↓↓↓
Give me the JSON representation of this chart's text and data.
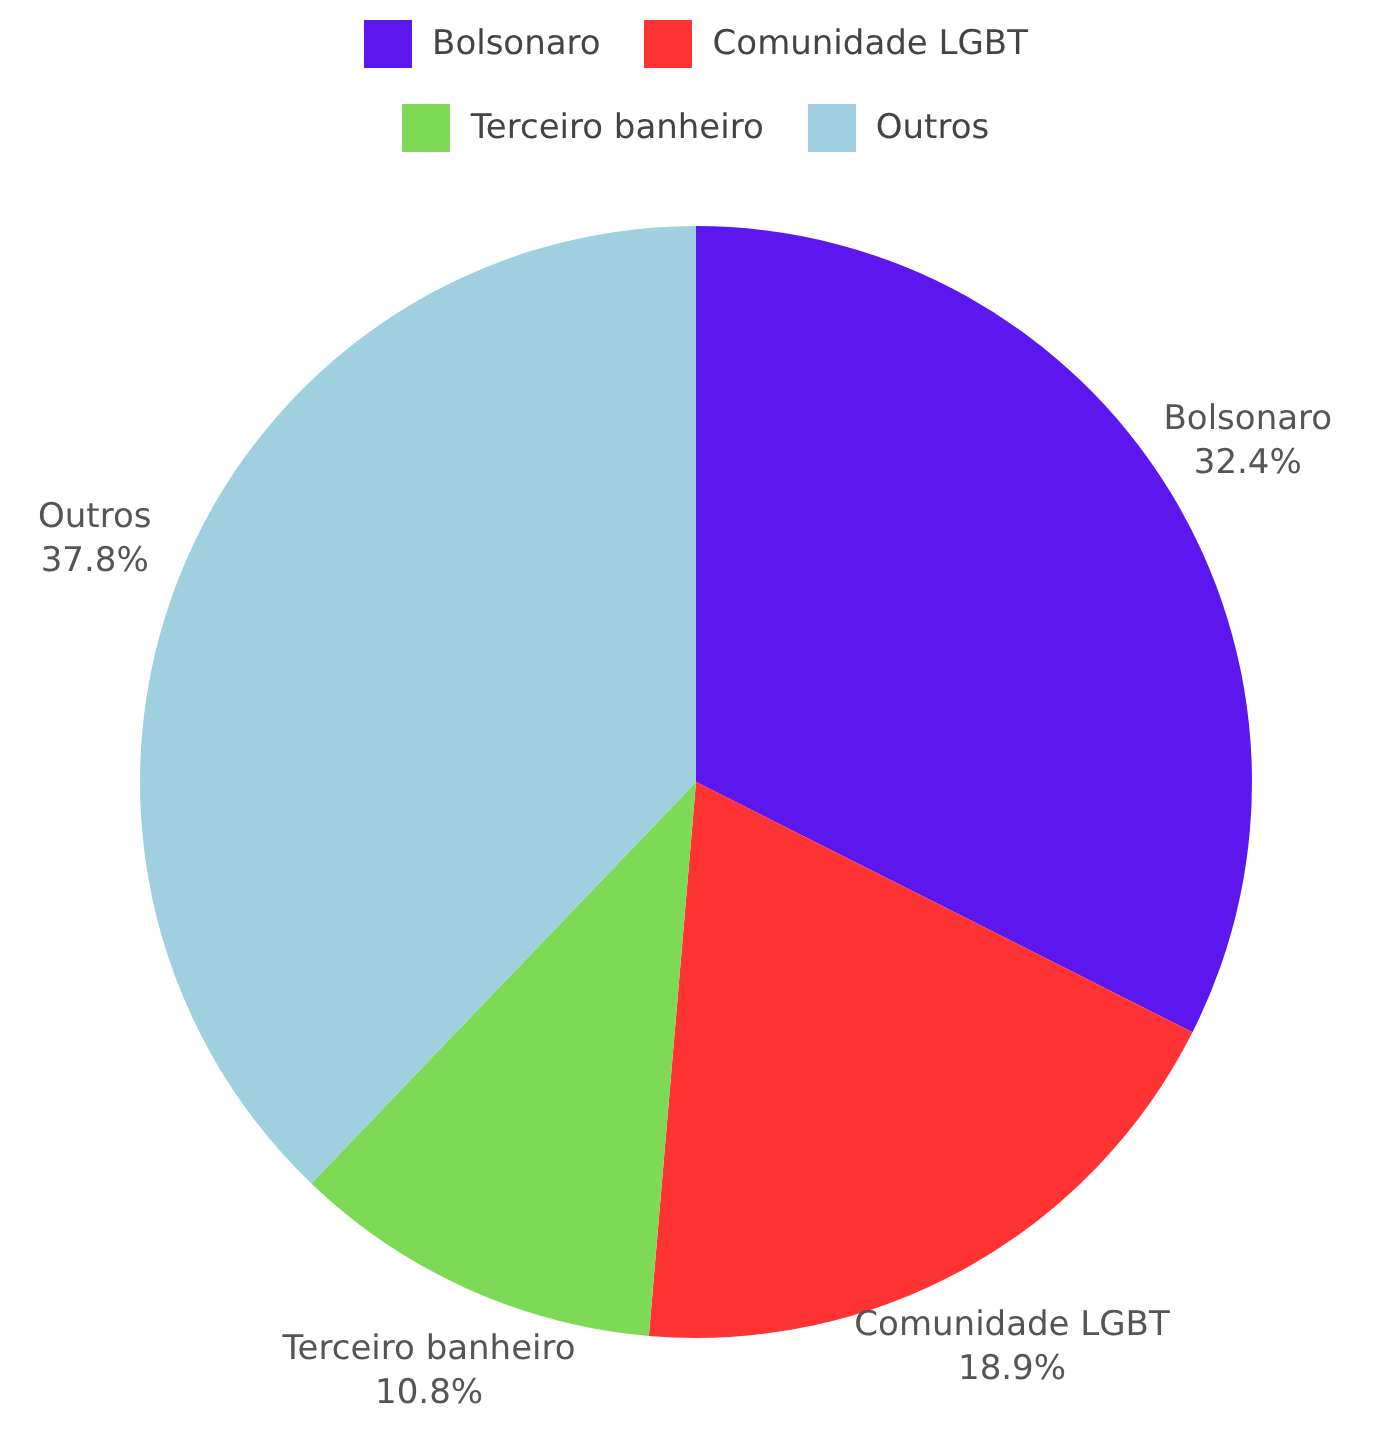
{
  "chart_data": {
    "type": "pie",
    "categories": [
      "Bolsonaro",
      "Comunidade LGBT",
      "Terceiro banheiro",
      "Outros"
    ],
    "values": [
      32.4,
      18.9,
      10.8,
      37.8
    ],
    "value_labels": [
      "32.4%",
      "18.9%",
      "10.8%",
      "37.8%"
    ],
    "colors": [
      "#5b17ee",
      "#ff3333",
      "#7ed957",
      "#a0cfe0"
    ],
    "legend": "top"
  }
}
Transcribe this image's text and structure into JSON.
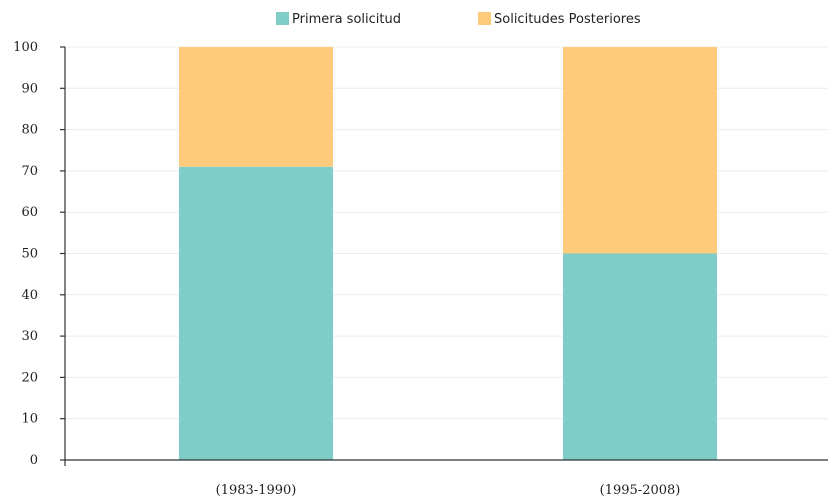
↑↑↑
Quote the material exactly. Pictures stay out.

Give me the JSON representation of this chart's text and data.
{
  "chart_data": {
    "type": "pie",
    "categories": [
      "Bolsonaro",
      "Comunidade LGBT",
      "Terceiro banheiro",
      "Outros"
    ],
    "values": [
      32.4,
      18.9,
      10.8,
      37.8
    ],
    "value_labels": [
      "32.4%",
      "18.9%",
      "10.8%",
      "37.8%"
    ],
    "colors": [
      "#5b17ee",
      "#ff3333",
      "#7ed957",
      "#a0cfe0"
    ],
    "legend": "top"
  }
}
Transcribe this image's text and structure into JSON.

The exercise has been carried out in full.